=== Begin Enclosure ===

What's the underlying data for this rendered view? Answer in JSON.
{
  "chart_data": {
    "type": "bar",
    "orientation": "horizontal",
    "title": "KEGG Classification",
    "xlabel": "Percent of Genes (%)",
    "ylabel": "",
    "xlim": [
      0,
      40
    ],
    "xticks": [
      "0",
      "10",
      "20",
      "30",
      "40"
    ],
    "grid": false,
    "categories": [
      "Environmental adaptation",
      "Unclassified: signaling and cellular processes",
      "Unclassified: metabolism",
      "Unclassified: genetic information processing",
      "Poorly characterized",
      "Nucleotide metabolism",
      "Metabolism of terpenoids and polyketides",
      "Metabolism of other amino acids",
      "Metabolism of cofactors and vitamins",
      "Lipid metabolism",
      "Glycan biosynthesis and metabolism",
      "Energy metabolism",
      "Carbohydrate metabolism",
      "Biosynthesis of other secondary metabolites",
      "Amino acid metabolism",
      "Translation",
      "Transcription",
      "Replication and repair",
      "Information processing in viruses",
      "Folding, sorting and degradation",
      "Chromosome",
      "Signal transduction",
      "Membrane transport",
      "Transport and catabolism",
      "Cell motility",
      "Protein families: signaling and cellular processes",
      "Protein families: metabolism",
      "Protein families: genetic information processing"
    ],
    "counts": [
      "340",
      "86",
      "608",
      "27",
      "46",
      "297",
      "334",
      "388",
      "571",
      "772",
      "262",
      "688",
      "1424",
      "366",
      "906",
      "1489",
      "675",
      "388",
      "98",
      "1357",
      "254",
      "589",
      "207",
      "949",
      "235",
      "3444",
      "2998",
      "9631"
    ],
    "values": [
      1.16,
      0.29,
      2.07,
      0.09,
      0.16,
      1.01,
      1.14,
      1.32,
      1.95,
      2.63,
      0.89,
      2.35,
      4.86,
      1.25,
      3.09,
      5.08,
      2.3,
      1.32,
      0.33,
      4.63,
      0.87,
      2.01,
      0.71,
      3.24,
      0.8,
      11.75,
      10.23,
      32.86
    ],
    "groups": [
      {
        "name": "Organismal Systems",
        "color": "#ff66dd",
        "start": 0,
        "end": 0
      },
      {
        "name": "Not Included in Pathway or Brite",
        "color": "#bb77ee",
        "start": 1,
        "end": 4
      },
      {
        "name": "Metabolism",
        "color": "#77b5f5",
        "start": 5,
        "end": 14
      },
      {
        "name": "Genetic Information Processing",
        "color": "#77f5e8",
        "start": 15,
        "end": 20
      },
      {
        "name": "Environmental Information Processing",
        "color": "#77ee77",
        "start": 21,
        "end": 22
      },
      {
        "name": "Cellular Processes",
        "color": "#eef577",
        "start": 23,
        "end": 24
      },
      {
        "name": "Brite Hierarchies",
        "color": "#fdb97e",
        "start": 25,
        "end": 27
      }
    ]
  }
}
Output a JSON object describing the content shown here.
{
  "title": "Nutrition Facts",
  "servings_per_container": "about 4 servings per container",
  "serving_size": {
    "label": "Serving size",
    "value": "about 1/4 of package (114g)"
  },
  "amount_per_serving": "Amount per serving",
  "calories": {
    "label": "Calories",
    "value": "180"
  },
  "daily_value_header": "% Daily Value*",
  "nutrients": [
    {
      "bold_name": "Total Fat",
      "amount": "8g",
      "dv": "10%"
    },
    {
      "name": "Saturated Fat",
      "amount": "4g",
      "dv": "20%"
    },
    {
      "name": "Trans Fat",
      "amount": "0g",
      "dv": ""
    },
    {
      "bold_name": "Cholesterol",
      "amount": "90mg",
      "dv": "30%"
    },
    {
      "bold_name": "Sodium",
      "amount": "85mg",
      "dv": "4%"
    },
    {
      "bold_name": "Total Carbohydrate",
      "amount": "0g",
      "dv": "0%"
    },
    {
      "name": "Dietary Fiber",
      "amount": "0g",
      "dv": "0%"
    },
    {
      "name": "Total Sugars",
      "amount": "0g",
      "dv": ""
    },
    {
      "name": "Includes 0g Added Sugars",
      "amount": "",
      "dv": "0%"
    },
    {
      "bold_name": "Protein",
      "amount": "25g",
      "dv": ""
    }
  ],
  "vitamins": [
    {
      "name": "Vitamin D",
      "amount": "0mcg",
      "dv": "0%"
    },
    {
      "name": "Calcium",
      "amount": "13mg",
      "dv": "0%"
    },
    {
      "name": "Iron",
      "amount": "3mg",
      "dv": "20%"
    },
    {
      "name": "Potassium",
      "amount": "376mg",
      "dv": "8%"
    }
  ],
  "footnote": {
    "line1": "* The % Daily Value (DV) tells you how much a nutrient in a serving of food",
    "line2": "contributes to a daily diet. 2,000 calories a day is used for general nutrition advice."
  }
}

=== End Enclosure ===

Exercise brief>
Down to the final line, write out all of the material exactly.

Answer to this problem>
What's the underlying data for this rendered view? Answer in JSON.
{
  "chart_data": {
    "type": "bar",
    "orientation": "horizontal",
    "title": "KEGG Classification",
    "xlabel": "Percent of Genes (%)",
    "ylabel": "",
    "xlim": [
      0,
      40
    ],
    "xticks": [
      "0",
      "10",
      "20",
      "30",
      "40"
    ],
    "grid": false,
    "categories": [
      "Environmental adaptation",
      "Unclassified: signaling and cellular processes",
      "Unclassified: metabolism",
      "Unclassified: genetic information processing",
      "Poorly characterized",
      "Nucleotide metabolism",
      "Metabolism of terpenoids and polyketides",
      "Metabolism of other amino acids",
      "Metabolism of cofactors and vitamins",
      "Lipid metabolism",
      "Glycan biosynthesis and metabolism",
      "Energy metabolism",
      "Carbohydrate metabolism",
      "Biosynthesis of other secondary metabolites",
      "Amino acid metabolism",
      "Translation",
      "Transcription",
      "Replication and repair",
      "Information processing in viruses",
      "Folding, sorting and degradation",
      "Chromosome",
      "Signal transduction",
      "Membrane transport",
      "Transport and catabolism",
      "Cell motility",
      "Protein families: signaling and cellular processes",
      "Protein families: metabolism",
      "Protein families: genetic information processing"
    ],
    "counts": [
      "340",
      "86",
      "608",
      "27",
      "46",
      "297",
      "334",
      "388",
      "571",
      "772",
      "262",
      "688",
      "1424",
      "366",
      "906",
      "1489",
      "675",
      "388",
      "98",
      "1357",
      "254",
      "589",
      "207",
      "949",
      "235",
      "3444",
      "2998",
      "9631"
    ],
    "values": [
      1.16,
      0.29,
      2.07,
      0.09,
      0.16,
      1.01,
      1.14,
      1.32,
      1.95,
      2.63,
      0.89,
      2.35,
      4.86,
      1.25,
      3.09,
      5.08,
      2.3,
      1.32,
      0.33,
      4.63,
      0.87,
      2.01,
      0.71,
      3.24,
      0.8,
      11.75,
      10.23,
      32.86
    ],
    "groups": [
      {
        "name": "Organismal Systems",
        "color": "#ff66dd",
        "start": 0,
        "end": 0
      },
      {
        "name": "Not Included in Pathway or Brite",
        "color": "#bb77ee",
        "start": 1,
        "end": 4
      },
      {
        "name": "Metabolism",
        "color": "#77b5f5",
        "start": 5,
        "end": 14
      },
      {
        "name": "Genetic Information Processing",
        "color": "#77f5e8",
        "start": 15,
        "end": 20
      },
      {
        "name": "Environmental Information Processing",
        "color": "#77ee77",
        "start": 21,
        "end": 22
      },
      {
        "name": "Cellular Processes",
        "color": "#eef577",
        "start": 23,
        "end": 24
      },
      {
        "name": "Brite Hierarchies",
        "color": "#fdb97e",
        "start": 25,
        "end": 27
      }
    ]
  }
}
Output a JSON object describing the content shown here.
{
  "title": "Nutrition Facts",
  "servings_per_container": "about 4 servings per container",
  "serving_size": {
    "label": "Serving size",
    "value": "about 1/4 of package (114g)"
  },
  "amount_per_serving": "Amount per serving",
  "calories": {
    "label": "Calories",
    "value": "180"
  },
  "daily_value_header": "% Daily Value*",
  "nutrients": [
    {
      "bold_name": "Total Fat",
      "amount": "8g",
      "dv": "10%"
    },
    {
      "name": "Saturated Fat",
      "amount": "4g",
      "dv": "20%"
    },
    {
      "name": "Trans Fat",
      "amount": "0g",
      "dv": ""
    },
    {
      "bold_name": "Cholesterol",
      "amount": "90mg",
      "dv": "30%"
    },
    {
      "bold_name": "Sodium",
      "amount": "85mg",
      "dv": "4%"
    },
    {
      "bold_name": "Total Carbohydrate",
      "amount": "0g",
      "dv": "0%"
    },
    {
      "name": "Dietary Fiber",
      "amount": "0g",
      "dv": "0%"
    },
    {
      "name": "Total Sugars",
      "amount": "0g",
      "dv": ""
    },
    {
      "name": "Includes 0g Added Sugars",
      "amount": "",
      "dv": "0%"
    },
    {
      "bold_name": "Protein",
      "amount": "25g",
      "dv": ""
    }
  ],
  "vitamins": [
    {
      "name": "Vitamin D",
      "amount": "0mcg",
      "dv": "0%"
    },
    {
      "name": "Calcium",
      "amount": "13mg",
      "dv": "0%"
    },
    {
      "name": "Iron",
      "amount": "3mg",
      "dv": "20%"
    },
    {
      "name": "Potassium",
      "amount": "376mg",
      "dv": "8%"
    }
  ],
  "footnote": {
    "line1": "* The % Daily Value (DV) tells you how much a nutrient in a serving of food",
    "line2": "contributes to a daily diet. 2,000 calories a day is used for general nutrition advice."
  }
}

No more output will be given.